Fragmento para leer
Pero también genera conciencia.

Con el tiempo he comprendido que la sensibilidad no es fragilidad. La verdadera fragilidad es volverse incapaz de amar, incapaz de llorar, incapaz de conmoverse, incapaz de detenerse ante el sufrimiento humano. Lo verdaderamente peligroso no es sentir demasiado, sino terminar no sintiendo nada. Porque es ahí donde nace la deshumanización. Y toda deshumanización comienza siempre de manera silenciosa, cotidiana y aparentemente inocente.

Primero dejamos de escuchar.
Después dejamos de comprender.
Finalmente dejamos de sentir.

Y cuando eso ocurre, la vida se convierte únicamente en una maquinaria de supervivencia.

Por eso escribo.

No escribo para demostrar inteligencia ni para fabricar personajes literarios de escaparate. Escribo porque no sé vivir de otra manera. Porque hay pensamientos que me queman por dentro hasta convertirse en palabras. Porque escribir es mi forma de rescatar fragmentos de humanidad en medio de esta gigantesca maquinaria de distracción permanente. Cada texto es un intento de salvar algo. Una memoria. Una emoción. Una pregunta. Una verdad incómoda. Una pequeña chispa de conciencia antes de que el ruido vuelva a cubrirlo todo.

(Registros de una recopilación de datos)

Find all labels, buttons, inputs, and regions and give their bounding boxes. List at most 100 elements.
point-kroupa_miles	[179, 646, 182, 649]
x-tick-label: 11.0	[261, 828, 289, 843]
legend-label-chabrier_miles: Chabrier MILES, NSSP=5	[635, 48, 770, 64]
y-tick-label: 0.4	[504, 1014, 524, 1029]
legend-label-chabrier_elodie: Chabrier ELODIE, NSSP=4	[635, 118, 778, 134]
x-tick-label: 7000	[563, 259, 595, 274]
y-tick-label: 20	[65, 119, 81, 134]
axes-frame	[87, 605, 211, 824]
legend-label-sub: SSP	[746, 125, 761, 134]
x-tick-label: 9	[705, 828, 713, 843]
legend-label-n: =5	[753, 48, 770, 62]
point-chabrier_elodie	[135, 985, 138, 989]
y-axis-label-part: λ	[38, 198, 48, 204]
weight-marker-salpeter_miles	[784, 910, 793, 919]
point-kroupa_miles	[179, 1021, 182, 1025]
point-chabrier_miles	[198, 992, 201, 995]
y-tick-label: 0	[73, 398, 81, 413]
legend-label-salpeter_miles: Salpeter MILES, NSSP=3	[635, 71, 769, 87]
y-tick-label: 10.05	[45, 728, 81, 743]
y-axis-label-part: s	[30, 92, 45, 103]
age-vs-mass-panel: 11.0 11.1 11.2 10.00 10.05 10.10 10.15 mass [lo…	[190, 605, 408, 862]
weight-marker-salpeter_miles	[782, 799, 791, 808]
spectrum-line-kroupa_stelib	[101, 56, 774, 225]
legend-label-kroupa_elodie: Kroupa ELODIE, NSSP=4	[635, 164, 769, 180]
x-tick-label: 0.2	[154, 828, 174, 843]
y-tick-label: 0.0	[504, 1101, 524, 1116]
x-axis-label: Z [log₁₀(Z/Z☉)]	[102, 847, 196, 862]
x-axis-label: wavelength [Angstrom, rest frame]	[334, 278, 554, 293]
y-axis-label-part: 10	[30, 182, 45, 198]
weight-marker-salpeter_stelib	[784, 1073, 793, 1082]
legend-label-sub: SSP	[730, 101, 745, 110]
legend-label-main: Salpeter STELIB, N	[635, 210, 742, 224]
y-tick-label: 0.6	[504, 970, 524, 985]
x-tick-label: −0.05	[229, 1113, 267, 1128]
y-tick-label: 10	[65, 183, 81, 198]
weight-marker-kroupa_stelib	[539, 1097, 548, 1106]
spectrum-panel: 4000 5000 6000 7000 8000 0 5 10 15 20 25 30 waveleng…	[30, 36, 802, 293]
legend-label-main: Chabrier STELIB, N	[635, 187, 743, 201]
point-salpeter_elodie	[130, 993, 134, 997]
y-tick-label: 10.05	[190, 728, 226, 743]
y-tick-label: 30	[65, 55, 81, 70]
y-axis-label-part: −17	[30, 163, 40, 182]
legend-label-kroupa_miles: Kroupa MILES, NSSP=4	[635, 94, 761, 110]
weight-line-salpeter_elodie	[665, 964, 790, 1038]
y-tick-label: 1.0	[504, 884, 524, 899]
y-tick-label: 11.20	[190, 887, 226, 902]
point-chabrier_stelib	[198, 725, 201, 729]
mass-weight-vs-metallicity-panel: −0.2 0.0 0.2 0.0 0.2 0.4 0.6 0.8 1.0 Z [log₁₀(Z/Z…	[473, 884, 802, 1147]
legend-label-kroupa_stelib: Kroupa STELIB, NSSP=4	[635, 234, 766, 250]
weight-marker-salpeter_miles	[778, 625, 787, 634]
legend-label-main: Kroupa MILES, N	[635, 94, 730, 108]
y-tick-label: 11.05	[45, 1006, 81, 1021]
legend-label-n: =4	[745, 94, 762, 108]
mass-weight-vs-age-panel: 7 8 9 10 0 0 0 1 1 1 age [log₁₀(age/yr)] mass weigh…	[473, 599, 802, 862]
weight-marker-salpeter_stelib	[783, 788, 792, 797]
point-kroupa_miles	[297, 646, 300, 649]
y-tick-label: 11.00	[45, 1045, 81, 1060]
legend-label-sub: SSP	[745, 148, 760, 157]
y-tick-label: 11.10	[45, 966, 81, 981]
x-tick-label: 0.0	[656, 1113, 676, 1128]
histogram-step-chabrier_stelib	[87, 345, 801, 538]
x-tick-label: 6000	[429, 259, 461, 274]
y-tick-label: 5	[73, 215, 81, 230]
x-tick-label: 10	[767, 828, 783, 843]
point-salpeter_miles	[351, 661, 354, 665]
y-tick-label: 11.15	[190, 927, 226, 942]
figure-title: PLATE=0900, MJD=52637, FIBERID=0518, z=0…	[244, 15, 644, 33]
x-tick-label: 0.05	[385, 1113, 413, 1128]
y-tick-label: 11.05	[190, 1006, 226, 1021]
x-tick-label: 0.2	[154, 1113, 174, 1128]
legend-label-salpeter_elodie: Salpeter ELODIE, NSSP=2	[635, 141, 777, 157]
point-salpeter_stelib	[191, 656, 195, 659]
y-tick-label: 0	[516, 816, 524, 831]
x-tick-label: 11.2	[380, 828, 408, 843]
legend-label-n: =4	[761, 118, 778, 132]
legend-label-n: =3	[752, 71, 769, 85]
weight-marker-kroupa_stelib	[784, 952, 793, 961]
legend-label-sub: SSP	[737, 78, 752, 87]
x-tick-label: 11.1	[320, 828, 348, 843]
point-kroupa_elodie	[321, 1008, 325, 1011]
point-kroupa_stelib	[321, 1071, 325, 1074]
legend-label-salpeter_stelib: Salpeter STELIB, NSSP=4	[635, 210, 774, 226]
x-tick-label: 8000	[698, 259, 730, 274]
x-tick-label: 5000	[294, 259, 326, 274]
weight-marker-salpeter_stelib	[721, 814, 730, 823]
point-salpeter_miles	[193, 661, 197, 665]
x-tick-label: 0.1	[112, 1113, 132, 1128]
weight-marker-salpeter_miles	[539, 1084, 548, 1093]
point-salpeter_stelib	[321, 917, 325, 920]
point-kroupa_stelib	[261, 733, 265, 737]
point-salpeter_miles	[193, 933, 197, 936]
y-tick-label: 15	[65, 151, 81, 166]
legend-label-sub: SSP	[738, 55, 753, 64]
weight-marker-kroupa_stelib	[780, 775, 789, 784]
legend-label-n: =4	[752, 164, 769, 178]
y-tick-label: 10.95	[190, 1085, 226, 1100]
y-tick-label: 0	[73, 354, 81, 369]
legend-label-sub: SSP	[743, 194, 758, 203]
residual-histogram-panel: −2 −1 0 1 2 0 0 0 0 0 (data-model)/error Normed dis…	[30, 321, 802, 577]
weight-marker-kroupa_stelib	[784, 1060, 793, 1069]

Tareas y ejercicios
(1) Enumera las cosas que, según el texto sobre la sensibilidad y la escritura, cada texto intenta salvar.
(2) En el texto sobre la sensibilidad y la escritura, ¿de qué manera comienza siempre toda deshumanización?
(3) Retoma el texto sobre la sensibilidad y la escritura y continúalo a partir de su última oración.
El material no cumple ninguna función en esto.

Respuestas escritas
(1) Una memoria, una emoción, una pregunta, una verdad incómoda y una pequeña chispa de conciencia.

(2) De manera silenciosa, cotidiana y aparentemente inocente.

(3)
Quizá por eso la literatura sigue siendo peligrosa.

Los libros todavía conservan la capacidad de ralentizar el tiempo interior. Obligan al lector a detenerse, a imaginar, a sentir desde dentro, a vivir otras vidas, otros dolores, otras miradas. Un libro no compite con la velocidad del algoritmo: compite con algo mucho más profundo. Compite por el alma del ser humano. Y tal vez por eso seguimos necesitando historias. Porque las historias nos recuerdan quiénes somos cuando el mundo intenta convertirnos únicamente en consumidores, estadísticas o perfiles digitales.

En ocasiones me preguntan por qué continúo creyendo en la belleza pese a todo. La respuesta es sencilla: porque precisamente en los tiempos oscuros la belleza se vuelve imprescindible. No hablo de una belleza superficial o decorativa, sino de esa belleza íntima que aparece cuando alguien actúa con bondad sin esperar recompensa, cuando una persona rota sigue siendo capaz de amar, cuando dos seres humanos se reconocen sin máscaras, cuando alguien decide permanecer humano incluso después de haber conocido la crueldad del mundo.

Ahí empieza la verdadera revolución.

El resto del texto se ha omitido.